» **TEXT FOR ANALYSIS**
Purpose: This study was designed to determine at the molecular level whether interactions between the opioid growth factor (OGF) and OGF receptor (OGFr) play a role in regulating DNA synthesis in the homeostasis of the corneal epithelium.
Methods: The plasmid pcDNA3.1+OGFr-HA, carrying the rat OGFr cDNA epitope-tagged with a C-terminal hemagglutinin (HA), or the empty-vector (pcDNA3.1+), was delivered twice by the Helios Gene Gun System at 300 psi to the cornea of anesthetized rats. The contralateral (untreated) cornea served as the naive specimen. BrdU was used to determine whether the recombinant OGFr was effective in regulating DNA synthesis in the rat peripheral corneal epithelium.

Extracted data entries

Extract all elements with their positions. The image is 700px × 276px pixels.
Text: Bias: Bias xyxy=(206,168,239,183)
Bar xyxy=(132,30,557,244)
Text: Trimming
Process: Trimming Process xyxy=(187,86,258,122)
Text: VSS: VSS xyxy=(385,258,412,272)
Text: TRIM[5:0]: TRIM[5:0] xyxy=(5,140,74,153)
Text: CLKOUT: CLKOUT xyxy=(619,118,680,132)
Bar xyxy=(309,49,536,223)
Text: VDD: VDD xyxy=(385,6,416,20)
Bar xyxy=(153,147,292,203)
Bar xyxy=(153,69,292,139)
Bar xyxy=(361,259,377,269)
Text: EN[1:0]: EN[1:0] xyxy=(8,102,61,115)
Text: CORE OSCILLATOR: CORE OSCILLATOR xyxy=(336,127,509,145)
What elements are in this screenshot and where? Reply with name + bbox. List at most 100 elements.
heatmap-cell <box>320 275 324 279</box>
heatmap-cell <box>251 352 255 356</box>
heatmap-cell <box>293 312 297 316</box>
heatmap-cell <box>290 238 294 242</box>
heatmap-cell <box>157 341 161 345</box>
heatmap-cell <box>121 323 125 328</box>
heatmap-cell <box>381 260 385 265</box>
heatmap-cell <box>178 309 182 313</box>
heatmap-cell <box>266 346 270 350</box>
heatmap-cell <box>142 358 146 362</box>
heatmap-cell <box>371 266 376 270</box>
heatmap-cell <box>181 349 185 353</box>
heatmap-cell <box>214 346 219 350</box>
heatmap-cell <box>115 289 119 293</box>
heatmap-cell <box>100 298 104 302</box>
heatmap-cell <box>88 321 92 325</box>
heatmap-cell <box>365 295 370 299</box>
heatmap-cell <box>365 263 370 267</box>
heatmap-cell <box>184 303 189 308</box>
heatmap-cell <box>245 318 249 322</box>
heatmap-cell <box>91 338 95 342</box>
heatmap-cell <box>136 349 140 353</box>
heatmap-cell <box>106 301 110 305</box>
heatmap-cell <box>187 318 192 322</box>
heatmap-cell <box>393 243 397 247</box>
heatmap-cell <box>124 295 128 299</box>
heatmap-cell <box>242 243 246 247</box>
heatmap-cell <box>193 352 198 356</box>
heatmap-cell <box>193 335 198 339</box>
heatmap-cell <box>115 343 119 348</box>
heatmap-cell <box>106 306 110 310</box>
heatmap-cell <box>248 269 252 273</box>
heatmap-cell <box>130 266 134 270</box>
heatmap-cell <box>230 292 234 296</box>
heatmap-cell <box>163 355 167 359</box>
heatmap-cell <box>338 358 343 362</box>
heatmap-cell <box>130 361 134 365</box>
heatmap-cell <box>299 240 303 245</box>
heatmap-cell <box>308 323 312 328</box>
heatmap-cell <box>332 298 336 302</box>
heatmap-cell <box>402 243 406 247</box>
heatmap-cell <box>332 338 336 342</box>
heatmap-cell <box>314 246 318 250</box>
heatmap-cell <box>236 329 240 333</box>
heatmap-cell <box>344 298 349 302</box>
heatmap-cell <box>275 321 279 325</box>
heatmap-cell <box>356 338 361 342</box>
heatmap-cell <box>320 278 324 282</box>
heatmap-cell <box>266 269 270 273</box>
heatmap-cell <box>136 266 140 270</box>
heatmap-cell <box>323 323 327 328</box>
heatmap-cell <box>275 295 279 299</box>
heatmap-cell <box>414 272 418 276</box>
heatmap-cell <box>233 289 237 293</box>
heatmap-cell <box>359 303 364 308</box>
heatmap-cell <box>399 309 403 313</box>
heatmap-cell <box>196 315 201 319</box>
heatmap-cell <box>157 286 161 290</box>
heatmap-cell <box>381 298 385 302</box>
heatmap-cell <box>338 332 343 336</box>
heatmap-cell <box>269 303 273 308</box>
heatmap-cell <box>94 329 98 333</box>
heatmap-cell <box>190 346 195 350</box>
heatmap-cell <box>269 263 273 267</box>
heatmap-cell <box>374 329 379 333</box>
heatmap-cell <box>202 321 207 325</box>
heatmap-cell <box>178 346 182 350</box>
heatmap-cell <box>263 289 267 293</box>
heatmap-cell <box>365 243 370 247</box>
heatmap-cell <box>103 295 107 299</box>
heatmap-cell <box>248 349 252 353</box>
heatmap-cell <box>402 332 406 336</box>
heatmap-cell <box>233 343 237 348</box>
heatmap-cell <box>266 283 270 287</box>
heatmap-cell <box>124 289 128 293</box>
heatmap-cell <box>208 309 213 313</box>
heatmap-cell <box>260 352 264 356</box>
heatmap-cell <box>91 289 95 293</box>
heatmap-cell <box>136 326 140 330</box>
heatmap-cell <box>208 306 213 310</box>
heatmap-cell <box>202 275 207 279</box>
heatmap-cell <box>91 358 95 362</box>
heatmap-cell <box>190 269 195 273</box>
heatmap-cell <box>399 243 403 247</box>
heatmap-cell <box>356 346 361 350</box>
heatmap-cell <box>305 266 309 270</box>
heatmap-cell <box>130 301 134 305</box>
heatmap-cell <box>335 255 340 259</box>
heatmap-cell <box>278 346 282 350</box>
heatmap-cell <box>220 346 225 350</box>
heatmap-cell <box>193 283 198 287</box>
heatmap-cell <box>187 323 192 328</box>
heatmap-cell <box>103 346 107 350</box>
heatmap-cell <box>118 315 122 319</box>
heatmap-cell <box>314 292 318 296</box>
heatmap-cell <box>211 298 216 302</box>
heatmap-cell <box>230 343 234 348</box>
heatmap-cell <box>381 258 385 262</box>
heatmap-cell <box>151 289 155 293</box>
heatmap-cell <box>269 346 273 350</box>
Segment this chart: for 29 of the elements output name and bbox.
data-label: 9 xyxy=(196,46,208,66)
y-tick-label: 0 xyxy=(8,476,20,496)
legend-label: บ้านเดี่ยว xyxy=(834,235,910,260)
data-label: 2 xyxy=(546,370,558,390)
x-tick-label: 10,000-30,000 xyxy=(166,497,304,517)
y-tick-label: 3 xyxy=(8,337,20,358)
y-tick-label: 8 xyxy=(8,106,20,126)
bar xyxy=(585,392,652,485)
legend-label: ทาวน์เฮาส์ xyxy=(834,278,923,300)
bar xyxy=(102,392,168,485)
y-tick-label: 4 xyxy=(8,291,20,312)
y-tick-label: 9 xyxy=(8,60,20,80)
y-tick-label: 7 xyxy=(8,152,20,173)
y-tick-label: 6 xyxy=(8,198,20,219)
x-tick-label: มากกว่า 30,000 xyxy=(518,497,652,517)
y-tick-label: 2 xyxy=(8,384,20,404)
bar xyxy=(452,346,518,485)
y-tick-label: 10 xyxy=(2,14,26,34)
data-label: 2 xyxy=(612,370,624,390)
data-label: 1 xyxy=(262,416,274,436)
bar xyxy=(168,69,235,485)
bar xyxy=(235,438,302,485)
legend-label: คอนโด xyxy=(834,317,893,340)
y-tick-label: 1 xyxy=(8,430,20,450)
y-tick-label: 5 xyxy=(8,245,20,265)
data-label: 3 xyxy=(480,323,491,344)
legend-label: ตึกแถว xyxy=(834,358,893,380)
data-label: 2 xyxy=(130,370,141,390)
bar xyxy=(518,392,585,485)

» **TASK LIST**
1) Please write out the part of the abstract on corneal DNA synthesis from "Methods: The plasmid" to "peripheral corneal epithelium.".
2) Extend the abstract on opioid growth factor receptors in the cornea, picking up after its final sentence.

» **RESPONSES IN ORDER**
1)
Methods: The plasmid pcDNA3.1+OGFr-HA, carrying the rat OGFr cDNA epitope-tagged with a C-terminal hemagglutinin (HA), or the empty-vector (pcDNA3.1+), was delivered twice by the Helios Gene Gun System at 300 psi to the cornea of anesthetized rats. The contralateral (untreated) cornea served as the naive specimen. BrdU was used to determine whether the recombinant OGFr was effective in regulating DNA synthesis in the rat peripheral corneal epithelium.

2)
Results: Within 18 hours of transfection, positive HA staining was apparent in both the basal and suprabasal layers (efficiency > 90% of the cells) throughout the central and peripheral cornea. Quantitative immunohistochemistry with rhodamine-conjugated anti-OGFr antibodies revealed twofold more OGFr expression in the central and peripheral epithelium of transfected corneas relative to naive corneas. The number of BrdU-positive basal cells in the peripheral epithelium of the transfected cornea was one-third of that in the naive cornea.
Conclusions: These data demonstrate the direct role of the OGF-OGFr system in determining cellular renewal in the mammalian corneal epithelium. Moreover, the successful establishment of a novel delivery system of cDNAs to the ocular surface suggests a therapeutic role for gene therapy in the eye.